Find the word "some" in the listing; pull out each line holding it.

# start of Given entries

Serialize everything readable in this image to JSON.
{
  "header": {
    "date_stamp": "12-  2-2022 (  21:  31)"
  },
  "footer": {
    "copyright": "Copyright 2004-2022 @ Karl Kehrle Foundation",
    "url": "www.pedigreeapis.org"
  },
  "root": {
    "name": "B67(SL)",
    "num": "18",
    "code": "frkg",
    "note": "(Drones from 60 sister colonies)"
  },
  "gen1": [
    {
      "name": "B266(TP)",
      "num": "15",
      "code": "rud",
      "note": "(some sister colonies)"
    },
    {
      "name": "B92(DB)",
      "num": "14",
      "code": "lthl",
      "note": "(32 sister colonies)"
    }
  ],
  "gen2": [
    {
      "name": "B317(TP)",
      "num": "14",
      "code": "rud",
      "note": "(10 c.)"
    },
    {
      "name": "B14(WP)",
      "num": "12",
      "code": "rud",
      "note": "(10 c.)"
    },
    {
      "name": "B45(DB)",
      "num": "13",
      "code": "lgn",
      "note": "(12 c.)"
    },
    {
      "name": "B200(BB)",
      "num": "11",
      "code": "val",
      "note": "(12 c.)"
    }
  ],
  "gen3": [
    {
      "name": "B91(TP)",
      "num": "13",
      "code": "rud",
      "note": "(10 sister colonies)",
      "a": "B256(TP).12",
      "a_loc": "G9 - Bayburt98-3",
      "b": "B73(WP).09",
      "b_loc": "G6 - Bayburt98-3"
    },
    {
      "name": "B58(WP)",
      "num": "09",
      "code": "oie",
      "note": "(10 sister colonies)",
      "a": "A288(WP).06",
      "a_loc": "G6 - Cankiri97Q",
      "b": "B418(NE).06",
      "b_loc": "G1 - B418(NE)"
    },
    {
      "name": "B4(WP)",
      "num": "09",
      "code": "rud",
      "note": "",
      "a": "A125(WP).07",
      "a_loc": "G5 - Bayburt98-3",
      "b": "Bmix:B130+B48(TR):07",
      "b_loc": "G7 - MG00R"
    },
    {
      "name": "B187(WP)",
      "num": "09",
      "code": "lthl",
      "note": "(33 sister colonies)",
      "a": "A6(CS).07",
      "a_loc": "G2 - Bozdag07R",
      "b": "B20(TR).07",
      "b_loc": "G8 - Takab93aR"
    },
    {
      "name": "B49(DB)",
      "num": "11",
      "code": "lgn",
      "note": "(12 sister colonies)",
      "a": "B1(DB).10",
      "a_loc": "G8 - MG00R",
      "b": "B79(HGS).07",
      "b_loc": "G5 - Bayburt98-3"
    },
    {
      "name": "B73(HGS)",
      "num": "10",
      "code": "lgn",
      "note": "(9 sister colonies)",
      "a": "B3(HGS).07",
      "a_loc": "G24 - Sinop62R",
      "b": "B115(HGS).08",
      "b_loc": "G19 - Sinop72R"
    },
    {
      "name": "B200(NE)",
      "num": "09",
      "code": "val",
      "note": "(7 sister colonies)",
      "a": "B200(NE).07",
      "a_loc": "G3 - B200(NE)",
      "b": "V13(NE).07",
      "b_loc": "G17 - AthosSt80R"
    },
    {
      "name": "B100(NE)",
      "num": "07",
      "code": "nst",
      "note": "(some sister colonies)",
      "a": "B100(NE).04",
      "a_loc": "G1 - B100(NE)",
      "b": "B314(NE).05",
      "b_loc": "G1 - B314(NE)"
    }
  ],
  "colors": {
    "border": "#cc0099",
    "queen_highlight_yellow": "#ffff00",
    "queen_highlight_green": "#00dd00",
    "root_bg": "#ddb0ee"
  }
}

# end of Given entries

Full solution
      "note": "(some sister colonies)"
      "note": "(some sister colonies)",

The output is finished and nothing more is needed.